Il faut malheureusement constater que le nombre des accidents du travail d’origine électrique a augmenté. Le chiffre absolu de 130 cas est le plus haut des 10 dernières années.L’augmentation est indépendante des groupes de personnes, de la formation et de l’âge. Il est difficile d’expliquer à quoi cela tient. Une progression est enregistrée pour les petits accidents entraînant des arrêts de travail < 3 jours. La nouveauté est que de plus en plus d’accidents électriques ont lieu pendant les mois plus froids, d’octobre à mai. Là, on constate une nette augmentation, peut-être due aussi à la conjoncture. La tendance que les accidents se produisent dans les installations électriques à basse tension ne change pas, et est même en augmentation. La formation et le perfectionnement des électriciens et l’expérience jouent ici un rôle décisif. La sécurité dans l’utilisation de l’électricité doit être appliquée sur tous les chantiers. Si la vue d’ensemble sur les installations électriques dans les maisons ou les immeubles d’habitation est encore plus ou moins claire, elle devient d’autant plus complexe sur les gros chantiers, dans le domaine des bureaux et de l’industrie. Pour éviter ici des accidents, il faut absolument appliquer de façon systématique les 5 règles de sécurité à tous les niveaux, des responsables au professionnel sur place. Quand plusieurs entreprises travaillent ensemble sur des installations électriques, l’une d’elles doit être désignée comme responsable de la mise sous tension et de la mise hors circuit. C’est à elle que revient lors de travaux de mettre les installations électriques hors circuit selon les 5 règles de sécurité (méthodes de travail 1–3).

Données fournies ▸
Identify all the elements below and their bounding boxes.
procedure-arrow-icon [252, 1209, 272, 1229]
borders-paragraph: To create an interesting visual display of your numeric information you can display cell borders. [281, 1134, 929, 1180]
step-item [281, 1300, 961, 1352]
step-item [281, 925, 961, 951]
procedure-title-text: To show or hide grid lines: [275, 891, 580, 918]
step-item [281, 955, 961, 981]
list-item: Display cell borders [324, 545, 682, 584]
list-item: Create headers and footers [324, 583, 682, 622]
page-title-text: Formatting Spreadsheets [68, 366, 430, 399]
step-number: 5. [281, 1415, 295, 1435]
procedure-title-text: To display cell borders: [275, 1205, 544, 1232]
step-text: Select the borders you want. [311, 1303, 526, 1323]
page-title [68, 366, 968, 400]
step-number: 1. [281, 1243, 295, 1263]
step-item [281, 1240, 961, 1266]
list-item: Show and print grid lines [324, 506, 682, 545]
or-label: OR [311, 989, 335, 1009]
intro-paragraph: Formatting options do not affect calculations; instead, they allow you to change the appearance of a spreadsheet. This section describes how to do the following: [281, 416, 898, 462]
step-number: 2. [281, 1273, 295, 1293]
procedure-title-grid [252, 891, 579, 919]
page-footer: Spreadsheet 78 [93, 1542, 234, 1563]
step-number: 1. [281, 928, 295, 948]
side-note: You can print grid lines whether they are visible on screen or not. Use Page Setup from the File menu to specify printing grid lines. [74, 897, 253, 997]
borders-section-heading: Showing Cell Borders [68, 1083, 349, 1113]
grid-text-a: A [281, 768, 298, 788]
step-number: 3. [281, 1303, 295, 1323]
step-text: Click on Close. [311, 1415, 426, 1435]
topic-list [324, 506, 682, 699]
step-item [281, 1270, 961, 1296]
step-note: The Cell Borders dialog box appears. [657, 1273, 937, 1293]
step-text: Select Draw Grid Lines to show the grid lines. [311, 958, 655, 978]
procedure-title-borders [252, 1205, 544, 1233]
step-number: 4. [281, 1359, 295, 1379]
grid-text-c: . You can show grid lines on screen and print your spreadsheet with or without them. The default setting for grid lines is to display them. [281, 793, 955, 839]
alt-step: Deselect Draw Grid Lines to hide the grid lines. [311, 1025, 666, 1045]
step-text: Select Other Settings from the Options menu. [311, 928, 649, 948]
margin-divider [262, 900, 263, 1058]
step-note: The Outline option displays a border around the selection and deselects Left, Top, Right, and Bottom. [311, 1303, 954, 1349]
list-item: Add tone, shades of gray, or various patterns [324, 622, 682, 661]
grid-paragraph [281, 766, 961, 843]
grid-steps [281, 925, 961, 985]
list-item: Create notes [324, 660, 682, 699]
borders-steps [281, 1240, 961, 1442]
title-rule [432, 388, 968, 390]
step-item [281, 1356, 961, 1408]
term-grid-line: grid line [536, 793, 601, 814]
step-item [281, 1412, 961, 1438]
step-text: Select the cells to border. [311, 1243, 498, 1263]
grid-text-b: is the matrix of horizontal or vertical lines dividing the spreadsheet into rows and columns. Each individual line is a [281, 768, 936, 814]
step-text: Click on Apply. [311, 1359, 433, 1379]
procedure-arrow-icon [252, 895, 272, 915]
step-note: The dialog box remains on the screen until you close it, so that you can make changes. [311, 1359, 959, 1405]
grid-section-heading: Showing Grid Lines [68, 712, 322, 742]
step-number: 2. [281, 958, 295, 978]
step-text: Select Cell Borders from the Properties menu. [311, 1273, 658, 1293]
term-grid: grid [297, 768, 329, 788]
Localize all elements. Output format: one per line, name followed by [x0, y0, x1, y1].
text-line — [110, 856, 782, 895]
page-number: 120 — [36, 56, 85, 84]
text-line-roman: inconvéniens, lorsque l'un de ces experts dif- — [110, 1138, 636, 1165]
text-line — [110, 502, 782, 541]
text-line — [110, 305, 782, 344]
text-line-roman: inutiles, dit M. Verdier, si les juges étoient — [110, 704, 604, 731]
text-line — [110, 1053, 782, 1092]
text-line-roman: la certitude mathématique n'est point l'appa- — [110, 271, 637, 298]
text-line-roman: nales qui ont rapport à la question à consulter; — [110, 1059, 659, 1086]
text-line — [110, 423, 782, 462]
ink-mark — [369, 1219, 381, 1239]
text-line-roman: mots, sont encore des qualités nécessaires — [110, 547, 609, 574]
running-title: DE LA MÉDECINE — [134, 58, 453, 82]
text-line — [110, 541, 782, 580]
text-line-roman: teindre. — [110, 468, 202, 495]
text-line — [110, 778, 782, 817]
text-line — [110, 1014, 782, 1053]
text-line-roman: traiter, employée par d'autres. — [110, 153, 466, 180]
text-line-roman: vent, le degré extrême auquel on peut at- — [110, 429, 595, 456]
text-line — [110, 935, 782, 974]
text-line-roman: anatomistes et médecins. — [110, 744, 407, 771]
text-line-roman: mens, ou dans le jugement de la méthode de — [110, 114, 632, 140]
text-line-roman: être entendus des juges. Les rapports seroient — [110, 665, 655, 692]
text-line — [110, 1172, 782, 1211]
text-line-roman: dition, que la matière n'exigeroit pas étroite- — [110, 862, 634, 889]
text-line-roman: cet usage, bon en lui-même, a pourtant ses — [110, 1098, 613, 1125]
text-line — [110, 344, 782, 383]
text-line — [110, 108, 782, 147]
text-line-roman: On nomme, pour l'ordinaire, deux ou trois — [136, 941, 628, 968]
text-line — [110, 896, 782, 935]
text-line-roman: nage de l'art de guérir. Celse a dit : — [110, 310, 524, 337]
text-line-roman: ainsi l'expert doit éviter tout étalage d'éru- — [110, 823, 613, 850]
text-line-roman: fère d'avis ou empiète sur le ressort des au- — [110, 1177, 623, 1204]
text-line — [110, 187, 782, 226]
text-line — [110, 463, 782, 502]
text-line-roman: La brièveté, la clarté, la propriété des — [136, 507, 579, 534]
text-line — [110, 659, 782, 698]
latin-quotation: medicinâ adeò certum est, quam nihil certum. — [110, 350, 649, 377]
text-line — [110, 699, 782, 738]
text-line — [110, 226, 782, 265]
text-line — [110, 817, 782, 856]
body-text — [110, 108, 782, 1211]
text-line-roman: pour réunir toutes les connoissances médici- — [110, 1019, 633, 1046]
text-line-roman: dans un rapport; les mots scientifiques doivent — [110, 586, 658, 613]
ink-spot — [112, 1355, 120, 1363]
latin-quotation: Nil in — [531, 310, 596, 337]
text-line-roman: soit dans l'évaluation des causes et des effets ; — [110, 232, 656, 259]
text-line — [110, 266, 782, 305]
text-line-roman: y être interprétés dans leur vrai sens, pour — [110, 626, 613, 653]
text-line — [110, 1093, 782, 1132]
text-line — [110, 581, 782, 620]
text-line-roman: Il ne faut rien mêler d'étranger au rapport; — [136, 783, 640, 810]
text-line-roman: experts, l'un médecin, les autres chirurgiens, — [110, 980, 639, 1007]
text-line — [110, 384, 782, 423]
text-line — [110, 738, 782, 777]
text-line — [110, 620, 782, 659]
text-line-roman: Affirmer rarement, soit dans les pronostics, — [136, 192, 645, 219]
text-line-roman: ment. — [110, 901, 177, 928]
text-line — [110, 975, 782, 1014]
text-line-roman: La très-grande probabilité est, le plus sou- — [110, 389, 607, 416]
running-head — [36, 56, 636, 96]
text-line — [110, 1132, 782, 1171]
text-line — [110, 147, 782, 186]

Consignes ▸
• a. D'après le texte sur les accidents électriques au travail, pendant quels mois ces accidents ont-ils de plus en plus souvent lieu ?
• b. Reprenez le texte sur les accidents électriques au travail après sa dernière phrase et poursuivez-le.

Réponses ▸
• a. Pendant les mois plus froids, d'octobre à mai.

• b.
Si la plupart des accidents se produisent dans une installation à basse tension avec passage du courant, les conséquences dans les installations à courant fort sont largement plus graves avec des brûlures importantes dues à l’arc. Il s’agit ici d’appliquer de façon conséquente les mesures de prévention des accidents prescrites dans l’ordonnance sur le courant fort. Il ne faut exécuter aucun travail sans ordre écrit et sans responsable de la sécurité. De la même façon, le port de l’équipement de protection individuelle est le garant d’une protection personnelle lors d’accidents. A ce propos, l’ESTI a publié les directives «Activités sur des installations électriques ESTI 407.0909». Imprimer les concepts de sécurité sur une feuille de papier ne suffit pas. Les responsables hiérarchiques doivent en informer leurs collaborateurs, leur montrer l’exemple et les contrôler et ceux-ci doivent systématiquement appliquer les instructions.

D'où vient cette forte augmentation ? Cela tient-il au fait que ces accidents sont de plus en plus annoncés ? On peut exclure cette hypothèse car la procédure d'annonce n'a pas été changée.

Cela tient bien plus au fait que l'électricité continue à être traitée trop à la légère. Beaucoup de travaux sont des travaux de routine.  «Nous n'avons encore jamais eu d'accident jusqu'à maintenant et nous faisons ainsi depuis longtemps déjà». Ce sont des arguments que les experts entendent constamment. Et pourtant – cela arrive continuellement !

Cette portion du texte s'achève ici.